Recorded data
-- START --
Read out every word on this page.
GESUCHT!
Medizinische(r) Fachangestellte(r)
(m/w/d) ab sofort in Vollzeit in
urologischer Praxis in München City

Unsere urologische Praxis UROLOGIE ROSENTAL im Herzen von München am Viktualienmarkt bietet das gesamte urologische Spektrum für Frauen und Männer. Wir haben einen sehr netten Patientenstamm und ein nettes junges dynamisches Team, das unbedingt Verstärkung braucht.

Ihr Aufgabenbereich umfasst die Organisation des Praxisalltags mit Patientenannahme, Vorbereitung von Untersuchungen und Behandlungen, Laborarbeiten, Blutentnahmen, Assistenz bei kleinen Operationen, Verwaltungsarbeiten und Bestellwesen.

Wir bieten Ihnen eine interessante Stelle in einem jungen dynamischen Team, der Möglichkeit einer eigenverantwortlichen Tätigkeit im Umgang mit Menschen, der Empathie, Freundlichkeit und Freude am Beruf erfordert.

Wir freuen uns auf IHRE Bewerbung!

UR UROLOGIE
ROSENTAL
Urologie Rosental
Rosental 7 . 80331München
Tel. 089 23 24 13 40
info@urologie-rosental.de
-- END --
■ The exercise:
Go through the material above line by line and copy it exactly.

■ Solution to this task:
Read out every word on this page.
GESUCHT!
Medizinische(r) Fachangestellte(r)
(m/w/d) ab sofort in Vollzeit in
urologischer Praxis in München City

Unsere urologische Praxis UROLOGIE ROSENTAL im Herzen von München am Viktualienmarkt bietet das gesamte urologische Spektrum für Frauen und Männer. Wir haben einen sehr netten Patientenstamm und ein nettes junges dynamisches Team, das unbedingt Verstärkung braucht.

Ihr Aufgabenbereich umfasst die Organisation des Praxisalltags mit Patientenannahme, Vorbereitung von Untersuchungen und Behandlungen, Laborarbeiten, Blutentnahmen, Assistenz bei kleinen Operationen, Verwaltungsarbeiten und Bestellwesen.

Wir bieten Ihnen eine interessante Stelle in einem jungen dynamischen Team, der Möglichkeit einer eigenverantwortlichen Tätigkeit im Umgang mit Menschen, der Empathie, Freundlichkeit und Freude am Beruf erfordert.

Wir freuen uns auf IHRE Bewerbung!

UR UROLOGIE
ROSENTAL
Urologie Rosental
Rosental 7 . 80331München
Tel. 089 23 24 13 40
info@urologie-rosental.de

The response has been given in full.